### AIM OF THE EXERCISE
Reply with one number only, the count of lines holding the string "type".

### DATASET RECORDS
——
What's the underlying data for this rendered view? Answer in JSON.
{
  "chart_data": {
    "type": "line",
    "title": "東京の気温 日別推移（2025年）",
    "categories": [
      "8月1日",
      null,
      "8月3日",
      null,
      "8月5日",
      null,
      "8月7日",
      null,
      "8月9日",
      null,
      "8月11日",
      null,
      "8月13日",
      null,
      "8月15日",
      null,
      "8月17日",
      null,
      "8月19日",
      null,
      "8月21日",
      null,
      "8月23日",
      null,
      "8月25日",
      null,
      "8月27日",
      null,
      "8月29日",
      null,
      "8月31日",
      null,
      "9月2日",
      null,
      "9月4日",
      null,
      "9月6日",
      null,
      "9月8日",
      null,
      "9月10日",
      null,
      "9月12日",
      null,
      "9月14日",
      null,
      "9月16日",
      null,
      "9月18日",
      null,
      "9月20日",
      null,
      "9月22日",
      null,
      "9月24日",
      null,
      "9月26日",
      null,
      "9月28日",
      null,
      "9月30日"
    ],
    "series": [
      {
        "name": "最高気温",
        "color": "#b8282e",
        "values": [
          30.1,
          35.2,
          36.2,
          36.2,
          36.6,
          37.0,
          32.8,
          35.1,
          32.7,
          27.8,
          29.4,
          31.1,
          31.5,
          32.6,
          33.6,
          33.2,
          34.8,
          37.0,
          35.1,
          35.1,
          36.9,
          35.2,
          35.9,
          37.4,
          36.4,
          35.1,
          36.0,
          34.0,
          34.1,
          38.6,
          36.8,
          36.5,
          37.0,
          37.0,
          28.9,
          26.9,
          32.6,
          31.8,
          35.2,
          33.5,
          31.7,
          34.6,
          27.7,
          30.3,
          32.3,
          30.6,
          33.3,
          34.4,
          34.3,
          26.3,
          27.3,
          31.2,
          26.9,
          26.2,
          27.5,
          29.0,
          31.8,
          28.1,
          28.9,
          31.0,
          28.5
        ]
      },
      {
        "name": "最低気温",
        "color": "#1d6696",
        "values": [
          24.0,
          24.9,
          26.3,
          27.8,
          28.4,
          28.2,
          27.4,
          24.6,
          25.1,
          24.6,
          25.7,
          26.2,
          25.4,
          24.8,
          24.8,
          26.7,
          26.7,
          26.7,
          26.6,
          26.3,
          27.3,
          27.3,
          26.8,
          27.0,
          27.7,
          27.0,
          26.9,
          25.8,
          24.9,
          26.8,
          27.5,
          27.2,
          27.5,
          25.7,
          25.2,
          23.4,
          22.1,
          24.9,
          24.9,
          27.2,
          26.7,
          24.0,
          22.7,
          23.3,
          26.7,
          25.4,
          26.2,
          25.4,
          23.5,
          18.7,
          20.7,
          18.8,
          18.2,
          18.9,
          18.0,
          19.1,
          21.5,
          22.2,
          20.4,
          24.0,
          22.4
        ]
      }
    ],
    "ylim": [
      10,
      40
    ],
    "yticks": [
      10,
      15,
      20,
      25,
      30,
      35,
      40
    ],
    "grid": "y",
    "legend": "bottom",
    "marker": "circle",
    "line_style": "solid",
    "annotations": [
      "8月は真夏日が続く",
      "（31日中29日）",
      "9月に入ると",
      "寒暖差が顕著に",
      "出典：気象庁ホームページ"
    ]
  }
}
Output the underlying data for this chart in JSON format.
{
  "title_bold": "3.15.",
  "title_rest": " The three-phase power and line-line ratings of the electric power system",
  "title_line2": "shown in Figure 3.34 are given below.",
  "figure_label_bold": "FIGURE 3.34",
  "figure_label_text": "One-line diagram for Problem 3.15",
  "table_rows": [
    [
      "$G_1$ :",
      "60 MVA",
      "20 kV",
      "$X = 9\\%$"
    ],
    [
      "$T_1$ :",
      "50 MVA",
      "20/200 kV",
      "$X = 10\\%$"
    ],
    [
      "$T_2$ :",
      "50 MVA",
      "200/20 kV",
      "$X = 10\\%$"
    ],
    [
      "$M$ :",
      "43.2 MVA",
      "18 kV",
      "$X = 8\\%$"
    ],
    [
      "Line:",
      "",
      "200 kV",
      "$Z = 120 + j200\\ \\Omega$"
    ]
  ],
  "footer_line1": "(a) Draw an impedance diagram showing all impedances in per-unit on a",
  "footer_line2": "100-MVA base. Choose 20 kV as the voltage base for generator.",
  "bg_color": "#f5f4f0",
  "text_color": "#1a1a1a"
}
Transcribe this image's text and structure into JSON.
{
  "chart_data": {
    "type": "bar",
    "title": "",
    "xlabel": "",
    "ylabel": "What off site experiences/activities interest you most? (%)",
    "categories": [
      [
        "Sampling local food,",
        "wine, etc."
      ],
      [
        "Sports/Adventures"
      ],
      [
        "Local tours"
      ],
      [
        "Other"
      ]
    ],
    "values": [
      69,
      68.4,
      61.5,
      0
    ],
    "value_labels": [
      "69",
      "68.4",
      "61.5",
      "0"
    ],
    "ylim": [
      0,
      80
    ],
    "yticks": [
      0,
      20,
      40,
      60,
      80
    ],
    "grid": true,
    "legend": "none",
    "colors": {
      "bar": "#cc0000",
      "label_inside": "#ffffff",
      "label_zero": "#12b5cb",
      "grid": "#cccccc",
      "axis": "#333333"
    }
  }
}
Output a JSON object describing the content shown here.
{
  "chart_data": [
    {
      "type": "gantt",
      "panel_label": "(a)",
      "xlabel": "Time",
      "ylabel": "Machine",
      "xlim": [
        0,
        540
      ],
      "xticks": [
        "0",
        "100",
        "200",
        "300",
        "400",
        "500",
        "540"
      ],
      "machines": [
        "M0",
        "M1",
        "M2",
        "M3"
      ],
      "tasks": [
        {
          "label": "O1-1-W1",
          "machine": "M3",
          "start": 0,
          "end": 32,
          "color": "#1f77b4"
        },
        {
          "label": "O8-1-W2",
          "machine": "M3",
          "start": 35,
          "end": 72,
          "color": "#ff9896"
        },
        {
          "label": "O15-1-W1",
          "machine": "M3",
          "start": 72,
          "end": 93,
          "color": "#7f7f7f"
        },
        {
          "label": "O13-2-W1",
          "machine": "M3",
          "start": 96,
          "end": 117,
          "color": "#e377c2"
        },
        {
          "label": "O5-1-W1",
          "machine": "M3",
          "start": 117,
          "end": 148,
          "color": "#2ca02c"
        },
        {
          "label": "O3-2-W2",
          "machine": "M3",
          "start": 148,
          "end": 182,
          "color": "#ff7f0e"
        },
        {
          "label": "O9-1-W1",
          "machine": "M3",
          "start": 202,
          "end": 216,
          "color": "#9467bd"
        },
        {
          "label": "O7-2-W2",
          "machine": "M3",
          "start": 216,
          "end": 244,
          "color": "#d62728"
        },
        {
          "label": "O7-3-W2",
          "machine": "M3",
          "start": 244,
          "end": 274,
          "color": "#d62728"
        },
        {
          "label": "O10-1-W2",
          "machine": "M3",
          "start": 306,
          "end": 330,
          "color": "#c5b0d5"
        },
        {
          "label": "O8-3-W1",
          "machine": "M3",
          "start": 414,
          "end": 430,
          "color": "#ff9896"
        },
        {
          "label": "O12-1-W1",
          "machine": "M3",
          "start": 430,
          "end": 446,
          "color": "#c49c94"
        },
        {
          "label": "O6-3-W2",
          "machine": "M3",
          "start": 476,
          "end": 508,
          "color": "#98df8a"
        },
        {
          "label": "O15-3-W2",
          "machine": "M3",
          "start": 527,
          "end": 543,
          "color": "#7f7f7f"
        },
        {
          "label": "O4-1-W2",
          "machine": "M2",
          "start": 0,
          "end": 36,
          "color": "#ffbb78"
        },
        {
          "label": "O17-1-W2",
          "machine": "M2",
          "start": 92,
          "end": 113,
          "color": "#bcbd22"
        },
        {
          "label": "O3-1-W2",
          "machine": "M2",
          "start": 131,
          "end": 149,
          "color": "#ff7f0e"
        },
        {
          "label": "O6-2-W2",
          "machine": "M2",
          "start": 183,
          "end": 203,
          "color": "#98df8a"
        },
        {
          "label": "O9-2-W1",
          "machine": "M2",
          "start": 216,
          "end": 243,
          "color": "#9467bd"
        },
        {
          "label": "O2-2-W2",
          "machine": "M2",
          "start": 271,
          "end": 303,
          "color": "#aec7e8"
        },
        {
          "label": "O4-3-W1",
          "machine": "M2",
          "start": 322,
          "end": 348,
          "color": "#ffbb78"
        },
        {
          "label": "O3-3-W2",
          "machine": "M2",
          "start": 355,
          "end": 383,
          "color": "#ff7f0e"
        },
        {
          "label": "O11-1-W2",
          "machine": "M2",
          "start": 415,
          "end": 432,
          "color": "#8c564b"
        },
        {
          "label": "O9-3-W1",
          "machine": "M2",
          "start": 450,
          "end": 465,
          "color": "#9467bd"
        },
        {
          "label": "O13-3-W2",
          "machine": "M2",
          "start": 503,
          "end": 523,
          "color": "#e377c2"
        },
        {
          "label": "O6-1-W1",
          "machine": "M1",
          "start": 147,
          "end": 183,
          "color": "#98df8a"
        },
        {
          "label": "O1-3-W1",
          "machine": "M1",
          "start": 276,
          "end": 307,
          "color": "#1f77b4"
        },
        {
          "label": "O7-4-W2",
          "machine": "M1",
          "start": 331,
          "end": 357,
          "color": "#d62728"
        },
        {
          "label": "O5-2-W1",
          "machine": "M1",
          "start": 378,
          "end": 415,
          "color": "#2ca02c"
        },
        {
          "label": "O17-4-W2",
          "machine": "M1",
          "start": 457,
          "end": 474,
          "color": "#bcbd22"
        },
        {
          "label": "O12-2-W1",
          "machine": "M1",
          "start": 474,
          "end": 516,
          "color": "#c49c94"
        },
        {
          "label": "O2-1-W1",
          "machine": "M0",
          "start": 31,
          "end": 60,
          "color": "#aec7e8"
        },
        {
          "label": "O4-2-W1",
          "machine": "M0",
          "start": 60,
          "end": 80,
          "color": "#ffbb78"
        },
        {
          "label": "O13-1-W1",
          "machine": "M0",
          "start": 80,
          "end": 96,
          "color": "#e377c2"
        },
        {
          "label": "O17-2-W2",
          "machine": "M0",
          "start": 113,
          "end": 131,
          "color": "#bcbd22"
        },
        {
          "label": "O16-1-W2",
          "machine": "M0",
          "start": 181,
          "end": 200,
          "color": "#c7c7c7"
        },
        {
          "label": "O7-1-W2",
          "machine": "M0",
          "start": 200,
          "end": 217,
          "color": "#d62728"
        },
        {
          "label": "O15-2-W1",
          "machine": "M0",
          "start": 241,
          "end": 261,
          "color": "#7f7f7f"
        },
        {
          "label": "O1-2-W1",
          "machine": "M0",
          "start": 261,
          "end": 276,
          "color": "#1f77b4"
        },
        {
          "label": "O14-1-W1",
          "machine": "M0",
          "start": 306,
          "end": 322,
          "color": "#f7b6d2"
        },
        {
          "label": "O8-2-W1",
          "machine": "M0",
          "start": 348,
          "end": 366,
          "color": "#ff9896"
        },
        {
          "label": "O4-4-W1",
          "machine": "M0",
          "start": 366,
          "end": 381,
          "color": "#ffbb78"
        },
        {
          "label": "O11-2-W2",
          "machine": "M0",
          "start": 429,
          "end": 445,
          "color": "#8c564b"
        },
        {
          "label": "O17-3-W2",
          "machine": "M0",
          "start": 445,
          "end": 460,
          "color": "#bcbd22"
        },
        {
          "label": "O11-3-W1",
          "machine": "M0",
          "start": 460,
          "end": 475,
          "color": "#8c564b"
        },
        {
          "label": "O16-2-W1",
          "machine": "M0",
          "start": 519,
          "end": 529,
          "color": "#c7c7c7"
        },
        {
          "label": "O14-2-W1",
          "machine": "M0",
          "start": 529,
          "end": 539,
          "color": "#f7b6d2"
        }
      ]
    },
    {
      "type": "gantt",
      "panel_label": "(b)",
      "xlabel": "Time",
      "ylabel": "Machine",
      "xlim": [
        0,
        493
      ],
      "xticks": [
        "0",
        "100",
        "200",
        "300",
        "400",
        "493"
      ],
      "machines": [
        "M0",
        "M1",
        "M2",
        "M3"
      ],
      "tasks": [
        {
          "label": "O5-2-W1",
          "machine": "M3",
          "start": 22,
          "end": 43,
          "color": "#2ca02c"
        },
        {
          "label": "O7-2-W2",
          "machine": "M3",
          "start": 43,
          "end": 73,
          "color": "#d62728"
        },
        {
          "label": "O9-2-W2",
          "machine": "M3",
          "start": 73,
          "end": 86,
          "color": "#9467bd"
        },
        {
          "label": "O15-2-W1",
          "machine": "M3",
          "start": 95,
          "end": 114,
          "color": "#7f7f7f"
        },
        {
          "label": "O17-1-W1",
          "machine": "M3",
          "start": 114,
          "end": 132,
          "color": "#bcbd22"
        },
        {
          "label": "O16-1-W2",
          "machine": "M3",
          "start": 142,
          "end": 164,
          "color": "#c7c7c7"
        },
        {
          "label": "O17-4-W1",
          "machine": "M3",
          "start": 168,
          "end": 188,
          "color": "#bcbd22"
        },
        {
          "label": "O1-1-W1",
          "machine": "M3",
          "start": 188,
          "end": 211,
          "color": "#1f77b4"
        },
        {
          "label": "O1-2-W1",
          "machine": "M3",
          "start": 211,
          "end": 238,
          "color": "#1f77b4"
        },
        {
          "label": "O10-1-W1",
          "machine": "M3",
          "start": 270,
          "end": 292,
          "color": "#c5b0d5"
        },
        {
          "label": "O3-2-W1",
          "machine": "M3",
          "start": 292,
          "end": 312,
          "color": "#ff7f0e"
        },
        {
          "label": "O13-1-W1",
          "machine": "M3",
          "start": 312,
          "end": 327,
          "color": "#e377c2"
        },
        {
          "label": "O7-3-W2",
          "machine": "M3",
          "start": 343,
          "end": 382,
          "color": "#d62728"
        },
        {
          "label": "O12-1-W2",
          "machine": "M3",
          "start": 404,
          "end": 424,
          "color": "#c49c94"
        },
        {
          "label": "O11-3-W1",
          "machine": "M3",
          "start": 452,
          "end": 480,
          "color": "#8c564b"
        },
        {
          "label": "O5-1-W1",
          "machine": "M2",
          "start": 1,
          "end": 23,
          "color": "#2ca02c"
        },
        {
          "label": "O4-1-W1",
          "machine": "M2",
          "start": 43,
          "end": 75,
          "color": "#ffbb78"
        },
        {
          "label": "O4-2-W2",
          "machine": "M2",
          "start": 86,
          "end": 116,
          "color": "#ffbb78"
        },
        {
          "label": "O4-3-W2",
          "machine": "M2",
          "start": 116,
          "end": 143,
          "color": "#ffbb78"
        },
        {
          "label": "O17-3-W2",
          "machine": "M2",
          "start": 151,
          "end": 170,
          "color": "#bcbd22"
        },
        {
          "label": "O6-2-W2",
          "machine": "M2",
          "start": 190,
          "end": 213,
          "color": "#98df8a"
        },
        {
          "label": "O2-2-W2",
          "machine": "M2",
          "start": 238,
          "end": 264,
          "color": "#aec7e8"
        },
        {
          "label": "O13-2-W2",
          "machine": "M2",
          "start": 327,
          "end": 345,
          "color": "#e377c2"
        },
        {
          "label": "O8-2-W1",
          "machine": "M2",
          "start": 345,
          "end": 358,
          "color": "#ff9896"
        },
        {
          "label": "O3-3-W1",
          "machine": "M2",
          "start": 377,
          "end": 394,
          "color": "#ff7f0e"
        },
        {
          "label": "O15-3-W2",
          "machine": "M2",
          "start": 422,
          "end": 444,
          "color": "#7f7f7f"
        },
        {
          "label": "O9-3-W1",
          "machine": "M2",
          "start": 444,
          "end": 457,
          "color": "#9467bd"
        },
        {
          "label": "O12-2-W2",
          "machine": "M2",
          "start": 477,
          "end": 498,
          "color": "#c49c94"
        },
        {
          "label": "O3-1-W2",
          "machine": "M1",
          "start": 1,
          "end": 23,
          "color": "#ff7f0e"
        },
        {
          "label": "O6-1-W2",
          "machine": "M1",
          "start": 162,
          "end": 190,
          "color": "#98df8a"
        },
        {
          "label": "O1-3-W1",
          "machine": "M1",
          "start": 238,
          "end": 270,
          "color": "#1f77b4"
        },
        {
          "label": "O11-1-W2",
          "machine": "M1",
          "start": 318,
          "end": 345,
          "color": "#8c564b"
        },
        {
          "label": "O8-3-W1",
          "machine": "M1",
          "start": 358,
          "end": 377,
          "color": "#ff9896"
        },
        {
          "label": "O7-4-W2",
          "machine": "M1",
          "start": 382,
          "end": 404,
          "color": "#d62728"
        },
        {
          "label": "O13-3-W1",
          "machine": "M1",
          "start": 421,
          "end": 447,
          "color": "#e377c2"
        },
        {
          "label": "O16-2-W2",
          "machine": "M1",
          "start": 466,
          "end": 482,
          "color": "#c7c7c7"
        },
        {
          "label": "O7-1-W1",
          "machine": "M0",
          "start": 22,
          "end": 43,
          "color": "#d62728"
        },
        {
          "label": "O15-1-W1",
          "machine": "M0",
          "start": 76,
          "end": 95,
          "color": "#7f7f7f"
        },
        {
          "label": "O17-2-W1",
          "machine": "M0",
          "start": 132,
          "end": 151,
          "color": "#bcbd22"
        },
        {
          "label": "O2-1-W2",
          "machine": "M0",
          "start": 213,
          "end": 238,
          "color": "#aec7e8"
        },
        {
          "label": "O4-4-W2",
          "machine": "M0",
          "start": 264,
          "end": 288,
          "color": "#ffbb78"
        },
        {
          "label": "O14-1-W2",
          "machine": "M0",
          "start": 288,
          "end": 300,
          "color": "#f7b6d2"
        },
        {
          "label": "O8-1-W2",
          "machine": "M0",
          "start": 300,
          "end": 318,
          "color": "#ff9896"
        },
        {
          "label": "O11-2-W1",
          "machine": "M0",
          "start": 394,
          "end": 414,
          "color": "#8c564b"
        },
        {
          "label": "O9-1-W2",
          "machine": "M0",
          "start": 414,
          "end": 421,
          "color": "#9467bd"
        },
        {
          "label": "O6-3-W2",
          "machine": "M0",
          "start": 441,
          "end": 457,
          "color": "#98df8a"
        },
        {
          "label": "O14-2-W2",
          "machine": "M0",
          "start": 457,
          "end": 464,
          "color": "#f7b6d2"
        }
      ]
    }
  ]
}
——
### FINAL RESULT
4